Print the listing that follows, character for character.

*** Extracted entries

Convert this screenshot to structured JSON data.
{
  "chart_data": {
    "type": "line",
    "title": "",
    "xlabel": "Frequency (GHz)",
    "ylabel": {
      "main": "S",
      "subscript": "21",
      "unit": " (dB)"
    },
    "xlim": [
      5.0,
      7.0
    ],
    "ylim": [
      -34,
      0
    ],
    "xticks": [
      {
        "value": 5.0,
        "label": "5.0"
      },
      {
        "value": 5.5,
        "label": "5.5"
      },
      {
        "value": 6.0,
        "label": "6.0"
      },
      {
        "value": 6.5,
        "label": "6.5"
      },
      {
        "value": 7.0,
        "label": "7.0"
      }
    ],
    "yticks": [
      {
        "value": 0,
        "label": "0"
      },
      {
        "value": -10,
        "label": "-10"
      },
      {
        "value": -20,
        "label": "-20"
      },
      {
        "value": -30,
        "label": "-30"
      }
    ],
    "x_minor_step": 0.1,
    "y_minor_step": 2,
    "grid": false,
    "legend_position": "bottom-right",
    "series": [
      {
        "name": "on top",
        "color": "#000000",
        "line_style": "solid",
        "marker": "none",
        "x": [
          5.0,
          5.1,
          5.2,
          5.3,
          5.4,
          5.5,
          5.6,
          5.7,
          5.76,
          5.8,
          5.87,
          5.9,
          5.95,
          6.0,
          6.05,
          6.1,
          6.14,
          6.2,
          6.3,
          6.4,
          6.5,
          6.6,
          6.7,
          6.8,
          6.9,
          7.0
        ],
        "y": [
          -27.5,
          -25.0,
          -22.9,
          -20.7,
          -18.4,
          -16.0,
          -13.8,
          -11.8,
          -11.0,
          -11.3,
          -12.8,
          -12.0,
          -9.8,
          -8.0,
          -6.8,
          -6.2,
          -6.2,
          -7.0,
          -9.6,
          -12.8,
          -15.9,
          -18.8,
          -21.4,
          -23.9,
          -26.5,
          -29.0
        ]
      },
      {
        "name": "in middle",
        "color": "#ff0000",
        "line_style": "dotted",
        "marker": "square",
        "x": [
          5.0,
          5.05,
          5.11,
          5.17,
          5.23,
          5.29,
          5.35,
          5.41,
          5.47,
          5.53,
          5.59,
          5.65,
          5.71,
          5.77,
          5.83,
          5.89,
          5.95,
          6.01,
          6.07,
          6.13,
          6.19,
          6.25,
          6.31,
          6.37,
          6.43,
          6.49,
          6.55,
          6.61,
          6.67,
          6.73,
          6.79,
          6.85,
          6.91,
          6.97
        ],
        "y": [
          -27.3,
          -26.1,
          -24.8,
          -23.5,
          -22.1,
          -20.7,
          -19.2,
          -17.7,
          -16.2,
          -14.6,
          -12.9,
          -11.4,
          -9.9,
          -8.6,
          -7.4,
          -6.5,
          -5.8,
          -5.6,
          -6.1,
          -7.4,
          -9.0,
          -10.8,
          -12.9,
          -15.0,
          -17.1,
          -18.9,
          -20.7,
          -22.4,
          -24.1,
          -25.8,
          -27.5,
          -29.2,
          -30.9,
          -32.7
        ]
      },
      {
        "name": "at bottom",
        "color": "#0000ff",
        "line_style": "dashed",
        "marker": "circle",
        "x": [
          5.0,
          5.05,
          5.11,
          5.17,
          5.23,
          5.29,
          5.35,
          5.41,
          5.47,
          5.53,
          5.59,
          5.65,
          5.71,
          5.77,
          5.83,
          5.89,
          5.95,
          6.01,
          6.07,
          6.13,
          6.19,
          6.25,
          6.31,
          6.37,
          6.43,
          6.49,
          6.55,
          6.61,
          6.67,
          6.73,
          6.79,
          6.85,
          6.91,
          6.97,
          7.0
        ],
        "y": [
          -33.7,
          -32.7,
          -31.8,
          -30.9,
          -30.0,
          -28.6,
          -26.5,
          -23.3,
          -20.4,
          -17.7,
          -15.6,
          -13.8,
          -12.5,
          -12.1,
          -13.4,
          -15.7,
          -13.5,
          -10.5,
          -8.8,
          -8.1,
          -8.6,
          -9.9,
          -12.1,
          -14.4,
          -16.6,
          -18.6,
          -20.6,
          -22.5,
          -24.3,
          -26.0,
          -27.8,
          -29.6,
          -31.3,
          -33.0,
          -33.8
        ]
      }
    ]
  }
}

******

Reply.
Convert this screenshot to structured JSON data.
{
  "chart_data": {
    "type": "line",
    "title": "",
    "xlabel": "Frequency (GHz)",
    "ylabel": {
      "main": "S",
      "subscript": "21",
      "unit": " (dB)"
    },
    "xlim": [
      5.0,
      7.0
    ],
    "ylim": [
      -34,
      0
    ],
    "xticks": [
      {
        "value": 5.0,
        "label": "5.0"
      },
      {
        "value": 5.5,
        "label": "5.5"
      },
      {
        "value": 6.0,
        "label": "6.0"
      },
      {
        "value": 6.5,
        "label": "6.5"
      },
      {
        "value": 7.0,
        "label": "7.0"
      }
    ],
    "yticks": [
      {
        "value": 0,
        "label": "0"
      },
      {
        "value": -10,
        "label": "-10"
      },
      {
        "value": -20,
        "label": "-20"
      },
      {
        "value": -30,
        "label": "-30"
      }
    ],
    "x_minor_step": 0.1,
    "y_minor_step": 2,
    "grid": false,
    "legend_position": "bottom-right",
    "series": [
      {
        "name": "on top",
        "color": "#000000",
        "line_style": "solid",
        "marker": "none",
        "x": [
          5.0,
          5.1,
          5.2,
          5.3,
          5.4,
          5.5,
          5.6,
          5.7,
          5.76,
          5.8,
          5.87,
          5.9,
          5.95,
          6.0,
          6.05,
          6.1,
          6.14,
          6.2,
          6.3,
          6.4,
          6.5,
          6.6,
          6.7,
          6.8,
          6.9,
          7.0
        ],
        "y": [
          -27.5,
          -25.0,
          -22.9,
          -20.7,
          -18.4,
          -16.0,
          -13.8,
          -11.8,
          -11.0,
          -11.3,
          -12.8,
          -12.0,
          -9.8,
          -8.0,
          -6.8,
          -6.2,
          -6.2,
          -7.0,
          -9.6,
          -12.8,
          -15.9,
          -18.8,
          -21.4,
          -23.9,
          -26.5,
          -29.0
        ]
      },
      {
        "name": "in middle",
        "color": "#ff0000",
        "line_style": "dotted",
        "marker": "square",
        "x": [
          5.0,
          5.05,
          5.11,
          5.17,
          5.23,
          5.29,
          5.35,
          5.41,
          5.47,
          5.53,
          5.59,
          5.65,
          5.71,
          5.77,
          5.83,
          5.89,
          5.95,
          6.01,
          6.07,
          6.13,
          6.19,
          6.25,
          6.31,
          6.37,
          6.43,
          6.49,
          6.55,
          6.61,
          6.67,
          6.73,
          6.79,
          6.85,
          6.91,
          6.97
        ],
        "y": [
          -27.3,
          -26.1,
          -24.8,
          -23.5,
          -22.1,
          -20.7,
          -19.2,
          -17.7,
          -16.2,
          -14.6,
          -12.9,
          -11.4,
          -9.9,
          -8.6,
          -7.4,
          -6.5,
          -5.8,
          -5.6,
          -6.1,
          -7.4,
          -9.0,
          -10.8,
          -12.9,
          -15.0,
          -17.1,
          -18.9,
          -20.7,
          -22.4,
          -24.1,
          -25.8,
          -27.5,
          -29.2,
          -30.9,
          -32.7
        ]
      },
      {
        "name": "at bottom",
        "color": "#0000ff",
        "line_style": "dashed",
        "marker": "circle",
        "x": [
          5.0,
          5.05,
          5.11,
          5.17,
          5.23,
          5.29,
          5.35,
          5.41,
          5.47,
          5.53,
          5.59,
          5.65,
          5.71,
          5.77,
          5.83,
          5.89,
          5.95,
          6.01,
          6.07,
          6.13,
          6.19,
          6.25,
          6.31,
          6.37,
          6.43,
          6.49,
          6.55,
          6.61,
          6.67,
          6.73,
          6.79,
          6.85,
          6.91,
          6.97,
          7.0
        ],
        "y": [
          -33.7,
          -32.7,
          -31.8,
          -30.9,
          -30.0,
          -28.6,
          -26.5,
          -23.3,
          -20.4,
          -17.7,
          -15.6,
          -13.8,
          -12.5,
          -12.1,
          -13.4,
          -15.7,
          -13.5,
          -10.5,
          -8.8,
          -8.1,
          -8.6,
          -9.9,
          -12.1,
          -14.4,
          -16.6,
          -18.6,
          -20.6,
          -22.5,
          -24.3,
          -26.0,
          -27.8,
          -29.6,
          -31.3,
          -33.0,
          -33.8
        ]
      }
    ]
  }
}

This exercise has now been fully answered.